* STATED PROBLEM *
Print out every line, exactly as written.

* MATERIAL FOR THIS EXERCISE *
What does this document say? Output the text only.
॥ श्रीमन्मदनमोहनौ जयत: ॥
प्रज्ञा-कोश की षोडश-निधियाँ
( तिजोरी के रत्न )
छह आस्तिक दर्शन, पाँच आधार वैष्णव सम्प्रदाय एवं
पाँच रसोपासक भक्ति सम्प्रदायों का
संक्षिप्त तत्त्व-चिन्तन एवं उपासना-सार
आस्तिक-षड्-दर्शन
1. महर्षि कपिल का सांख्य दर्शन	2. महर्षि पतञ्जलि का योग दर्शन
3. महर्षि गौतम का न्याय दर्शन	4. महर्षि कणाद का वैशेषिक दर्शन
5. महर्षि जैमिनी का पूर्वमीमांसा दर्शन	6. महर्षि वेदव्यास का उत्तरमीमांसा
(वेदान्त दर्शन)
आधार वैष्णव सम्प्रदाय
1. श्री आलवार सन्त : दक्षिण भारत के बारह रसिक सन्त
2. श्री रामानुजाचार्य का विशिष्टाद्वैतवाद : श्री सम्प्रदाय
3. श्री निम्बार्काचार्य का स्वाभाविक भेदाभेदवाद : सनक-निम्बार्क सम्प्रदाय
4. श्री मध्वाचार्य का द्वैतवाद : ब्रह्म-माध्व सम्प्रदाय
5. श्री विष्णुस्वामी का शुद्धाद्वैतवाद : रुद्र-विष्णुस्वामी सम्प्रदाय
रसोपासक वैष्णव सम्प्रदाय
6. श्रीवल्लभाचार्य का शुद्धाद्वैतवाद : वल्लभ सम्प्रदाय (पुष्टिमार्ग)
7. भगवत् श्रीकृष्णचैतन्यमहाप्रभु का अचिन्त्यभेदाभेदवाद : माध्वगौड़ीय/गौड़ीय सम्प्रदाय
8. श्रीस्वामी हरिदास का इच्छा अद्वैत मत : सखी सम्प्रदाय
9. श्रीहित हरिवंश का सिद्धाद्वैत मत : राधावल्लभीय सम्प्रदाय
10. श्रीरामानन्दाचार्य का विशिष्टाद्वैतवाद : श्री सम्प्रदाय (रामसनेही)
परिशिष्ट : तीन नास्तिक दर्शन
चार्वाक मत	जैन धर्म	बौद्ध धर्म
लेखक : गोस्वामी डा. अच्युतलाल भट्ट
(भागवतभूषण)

* THE ANSWER *
What does this document say? Output the text only.
॥ श्रीमन्मदनमोहनौ जयत: ॥
प्रज्ञा-कोश की षोडश-निधियाँ
( तिजोरी के रत्न )
छह आस्तिक दर्शन, पाँच आधार वैष्णव सम्प्रदाय एवं
पाँच रसोपासक भक्ति सम्प्रदायों का
संक्षिप्त तत्त्व-चिन्तन एवं उपासना-सार
आस्तिक-षड्-दर्शन
1. महर्षि कपिल का सांख्य दर्शन	2. महर्षि पतञ्जलि का योग दर्शन
3. महर्षि गौतम का न्याय दर्शन	4. महर्षि कणाद का वैशेषिक दर्शन
5. महर्षि जैमिनी का पूर्वमीमांसा दर्शन	6. महर्षि वेदव्यास का उत्तरमीमांसा
(वेदान्त दर्शन)
आधार वैष्णव सम्प्रदाय
1. श्री आलवार सन्त : दक्षिण भारत के बारह रसिक सन्त
2. श्री रामानुजाचार्य का विशिष्टाद्वैतवाद : श्री सम्प्रदाय
3. श्री निम्बार्काचार्य का स्वाभाविक भेदाभेदवाद : सनक-निम्बार्क सम्प्रदाय
4. श्री मध्वाचार्य का द्वैतवाद : ब्रह्म-माध्व सम्प्रदाय
5. श्री विष्णुस्वामी का शुद्धाद्वैतवाद : रुद्र-विष्णुस्वामी सम्प्रदाय
रसोपासक वैष्णव सम्प्रदाय
6. श्रीवल्लभाचार्य का शुद्धाद्वैतवाद : वल्लभ सम्प्रदाय (पुष्टिमार्ग)
7. भगवत् श्रीकृष्णचैतन्यमहाप्रभु का अचिन्त्यभेदाभेदवाद : माध्वगौड़ीय/गौड़ीय सम्प्रदाय
8. श्रीस्वामी हरिदास का इच्छा अद्वैत मत : सखी सम्प्रदाय
9. श्रीहित हरिवंश का सिद्धाद्वैत मत : राधावल्लभीय सम्प्रदाय
10. श्रीरामानन्दाचार्य का विशिष्टाद्वैतवाद : श्री सम्प्रदाय (रामसनेही)
परिशिष्ट : तीन नास्तिक दर्शन
चार्वाक मत	जैन धर्म	बौद्ध धर्म
लेखक : गोस्वामी डा. अच्युतलाल भट्ट
(भागवतभूषण)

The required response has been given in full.